# Material for the task
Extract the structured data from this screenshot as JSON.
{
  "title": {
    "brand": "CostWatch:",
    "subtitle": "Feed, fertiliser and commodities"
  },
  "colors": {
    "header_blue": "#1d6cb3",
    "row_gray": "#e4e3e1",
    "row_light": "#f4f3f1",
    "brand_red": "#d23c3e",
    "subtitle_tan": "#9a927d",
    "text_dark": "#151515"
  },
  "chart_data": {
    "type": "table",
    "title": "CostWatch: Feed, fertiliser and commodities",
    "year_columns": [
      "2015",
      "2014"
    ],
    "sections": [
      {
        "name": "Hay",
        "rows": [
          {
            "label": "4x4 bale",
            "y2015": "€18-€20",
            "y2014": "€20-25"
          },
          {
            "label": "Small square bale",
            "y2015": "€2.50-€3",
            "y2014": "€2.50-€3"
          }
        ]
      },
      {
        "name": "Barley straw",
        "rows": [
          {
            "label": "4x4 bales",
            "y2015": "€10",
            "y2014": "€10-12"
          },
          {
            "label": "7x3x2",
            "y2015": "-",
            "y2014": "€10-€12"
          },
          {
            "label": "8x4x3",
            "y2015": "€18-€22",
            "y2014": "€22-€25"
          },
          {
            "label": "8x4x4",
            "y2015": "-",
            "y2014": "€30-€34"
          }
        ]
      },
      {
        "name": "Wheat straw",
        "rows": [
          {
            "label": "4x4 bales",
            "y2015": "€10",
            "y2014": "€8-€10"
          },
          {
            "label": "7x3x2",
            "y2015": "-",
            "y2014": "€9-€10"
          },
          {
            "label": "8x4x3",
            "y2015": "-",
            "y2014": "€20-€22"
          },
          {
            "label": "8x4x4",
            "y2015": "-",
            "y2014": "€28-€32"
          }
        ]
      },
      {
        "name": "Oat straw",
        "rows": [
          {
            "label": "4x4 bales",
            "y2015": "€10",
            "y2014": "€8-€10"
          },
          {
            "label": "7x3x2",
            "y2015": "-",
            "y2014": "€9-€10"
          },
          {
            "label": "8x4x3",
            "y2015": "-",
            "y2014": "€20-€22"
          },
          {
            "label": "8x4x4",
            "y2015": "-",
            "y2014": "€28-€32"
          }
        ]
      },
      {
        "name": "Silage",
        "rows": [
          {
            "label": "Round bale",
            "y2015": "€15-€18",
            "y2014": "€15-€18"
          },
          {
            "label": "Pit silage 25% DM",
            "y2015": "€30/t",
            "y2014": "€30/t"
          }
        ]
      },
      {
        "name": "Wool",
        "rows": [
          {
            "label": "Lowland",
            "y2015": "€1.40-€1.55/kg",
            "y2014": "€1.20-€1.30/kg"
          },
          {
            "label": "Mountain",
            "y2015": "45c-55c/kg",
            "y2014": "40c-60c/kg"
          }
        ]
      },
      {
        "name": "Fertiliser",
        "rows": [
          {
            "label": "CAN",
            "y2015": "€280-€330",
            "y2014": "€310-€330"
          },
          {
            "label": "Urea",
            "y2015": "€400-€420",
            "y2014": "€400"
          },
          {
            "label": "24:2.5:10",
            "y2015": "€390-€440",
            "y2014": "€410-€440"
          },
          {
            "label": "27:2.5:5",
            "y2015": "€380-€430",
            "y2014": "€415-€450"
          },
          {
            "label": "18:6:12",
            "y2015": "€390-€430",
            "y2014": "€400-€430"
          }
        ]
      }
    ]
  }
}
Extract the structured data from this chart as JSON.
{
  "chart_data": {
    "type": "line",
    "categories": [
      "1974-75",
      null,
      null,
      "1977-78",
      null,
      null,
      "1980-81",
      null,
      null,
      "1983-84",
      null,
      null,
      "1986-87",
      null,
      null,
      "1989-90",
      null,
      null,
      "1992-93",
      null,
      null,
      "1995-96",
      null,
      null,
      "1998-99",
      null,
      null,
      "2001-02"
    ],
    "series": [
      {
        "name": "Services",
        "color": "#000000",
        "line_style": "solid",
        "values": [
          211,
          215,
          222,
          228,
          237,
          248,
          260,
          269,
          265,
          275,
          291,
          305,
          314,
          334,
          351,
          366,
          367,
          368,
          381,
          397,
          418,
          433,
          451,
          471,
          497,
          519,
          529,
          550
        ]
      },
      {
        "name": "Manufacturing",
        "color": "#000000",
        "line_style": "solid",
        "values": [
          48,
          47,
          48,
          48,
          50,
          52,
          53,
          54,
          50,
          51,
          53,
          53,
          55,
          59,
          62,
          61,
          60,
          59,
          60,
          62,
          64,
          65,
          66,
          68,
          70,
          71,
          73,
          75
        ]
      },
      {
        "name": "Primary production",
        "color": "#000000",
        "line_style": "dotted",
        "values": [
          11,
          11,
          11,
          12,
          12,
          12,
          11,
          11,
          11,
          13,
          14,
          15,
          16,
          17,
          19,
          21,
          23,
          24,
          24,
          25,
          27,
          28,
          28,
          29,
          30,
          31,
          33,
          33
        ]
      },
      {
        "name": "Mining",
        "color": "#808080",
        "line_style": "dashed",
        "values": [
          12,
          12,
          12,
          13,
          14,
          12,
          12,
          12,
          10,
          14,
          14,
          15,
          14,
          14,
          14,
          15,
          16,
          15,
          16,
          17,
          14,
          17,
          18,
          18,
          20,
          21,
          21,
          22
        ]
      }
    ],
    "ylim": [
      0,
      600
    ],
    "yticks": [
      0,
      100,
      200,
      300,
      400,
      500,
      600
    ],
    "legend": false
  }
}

# Task directions
Extract every entry above as it appears.

# Task result
Extract the structured data from this screenshot as JSON.
{
  "title": {
    "brand": "CostWatch:",
    "subtitle": "Feed, fertiliser and commodities"
  },
  "colors": {
    "header_blue": "#1d6cb3",
    "row_gray": "#e4e3e1",
    "row_light": "#f4f3f1",
    "brand_red": "#d23c3e",
    "subtitle_tan": "#9a927d",
    "text_dark": "#151515"
  },
  "chart_data": {
    "type": "table",
    "title": "CostWatch: Feed, fertiliser and commodities",
    "year_columns": [
      "2015",
      "2014"
    ],
    "sections": [
      {
        "name": "Hay",
        "rows": [
          {
            "label": "4x4 bale",
            "y2015": "€18-€20",
            "y2014": "€20-25"
          },
          {
            "label": "Small square bale",
            "y2015": "€2.50-€3",
            "y2014": "€2.50-€3"
          }
        ]
      },
      {
        "name": "Barley straw",
        "rows": [
          {
            "label": "4x4 bales",
            "y2015": "€10",
            "y2014": "€10-12"
          },
          {
            "label": "7x3x2",
            "y2015": "-",
            "y2014": "€10-€12"
          },
          {
            "label": "8x4x3",
            "y2015": "€18-€22",
            "y2014": "€22-€25"
          },
          {
            "label": "8x4x4",
            "y2015": "-",
            "y2014": "€30-€34"
          }
        ]
      },
      {
        "name": "Wheat straw",
        "rows": [
          {
            "label": "4x4 bales",
            "y2015": "€10",
            "y2014": "€8-€10"
          },
          {
            "label": "7x3x2",
            "y2015": "-",
            "y2014": "€9-€10"
          },
          {
            "label": "8x4x3",
            "y2015": "-",
            "y2014": "€20-€22"
          },
          {
            "label": "8x4x4",
            "y2015": "-",
            "y2014": "€28-€32"
          }
        ]
      },
      {
        "name": "Oat straw",
        "rows": [
          {
            "label": "4x4 bales",
            "y2015": "€10",
            "y2014": "€8-€10"
          },
          {
            "label": "7x3x2",
            "y2015": "-",
            "y2014": "€9-€10"
          },
          {
            "label": "8x4x3",
            "y2015": "-",
            "y2014": "€20-€22"
          },
          {
            "label": "8x4x4",
            "y2015": "-",
            "y2014": "€28-€32"
          }
        ]
      },
      {
        "name": "Silage",
        "rows": [
          {
            "label": "Round bale",
            "y2015": "€15-€18",
            "y2014": "€15-€18"
          },
          {
            "label": "Pit silage 25% DM",
            "y2015": "€30/t",
            "y2014": "€30/t"
          }
        ]
      },
      {
        "name": "Wool",
        "rows": [
          {
            "label": "Lowland",
            "y2015": "€1.40-€1.55/kg",
            "y2014": "€1.20-€1.30/kg"
          },
          {
            "label": "Mountain",
            "y2015": "45c-55c/kg",
            "y2014": "40c-60c/kg"
          }
        ]
      },
      {
        "name": "Fertiliser",
        "rows": [
          {
            "label": "CAN",
            "y2015": "€280-€330",
            "y2014": "€310-€330"
          },
          {
            "label": "Urea",
            "y2015": "€400-€420",
            "y2014": "€400"
          },
          {
            "label": "24:2.5:10",
            "y2015": "€390-€440",
            "y2014": "€410-€440"
          },
          {
            "label": "27:2.5:5",
            "y2015": "€380-€430",
            "y2014": "€415-€450"
          },
          {
            "label": "18:6:12",
            "y2015": "€390-€430",
            "y2014": "€400-€430"
          }
        ]
      }
    ]
  }
}
Extract the structured data from this chart as JSON.
{
  "chart_data": {
    "type": "line",
    "categories": [
      "1974-75",
      null,
      null,
      "1977-78",
      null,
      null,
      "1980-81",
      null,
      null,
      "1983-84",
      null,
      null,
      "1986-87",
      null,
      null,
      "1989-90",
      null,
      null,
      "1992-93",
      null,
      null,
      "1995-96",
      null,
      null,
      "1998-99",
      null,
      null,
      "2001-02"
    ],
    "series": [
      {
        "name": "Services",
        "color": "#000000",
        "line_style": "solid",
        "values": [
          211,
          215,
          222,
          228,
          237,
          248,
          260,
          269,
          265,
          275,
          291,
          305,
          314,
          334,
          351,
          366,
          367,
          368,
          381,
          397,
          418,
          433,
          451,
          471,
          497,
          519,
          529,
          550
        ]
      },
      {
        "name": "Manufacturing",
        "color": "#000000",
        "line_style": "solid",
        "values": [
          48,
          47,
          48,
          48,
          50,
          52,
          53,
          54,
          50,
          51,
          53,
          53,
          55,
          59,
          62,
          61,
          60,
          59,
          60,
          62,
          64,
          65,
          66,
          68,
          70,
          71,
          73,
          75
        ]
      },
      {
        "name": "Primary production",
        "color": "#000000",
        "line_style": "dotted",
        "values": [
          11,
          11,
          11,
          12,
          12,
          12,
          11,
          11,
          11,
          13,
          14,
          15,
          16,
          17,
          19,
          21,
          23,
          24,
          24,
          25,
          27,
          28,
          28,
          29,
          30,
          31,
          33,
          33
        ]
      },
      {
        "name": "Mining",
        "color": "#808080",
        "line_style": "dashed",
        "values": [
          12,
          12,
          12,
          13,
          14,
          12,
          12,
          12,
          10,
          14,
          14,
          15,
          14,
          14,
          14,
          15,
          16,
          15,
          16,
          17,
          14,
          17,
          18,
          18,
          20,
          21,
          21,
          22
        ]
      }
    ],
    "ylim": [
      0,
      600
    ],
    "yticks": [
      0,
      100,
      200,
      300,
      400,
      500,
      600
    ],
    "legend": false
  }
}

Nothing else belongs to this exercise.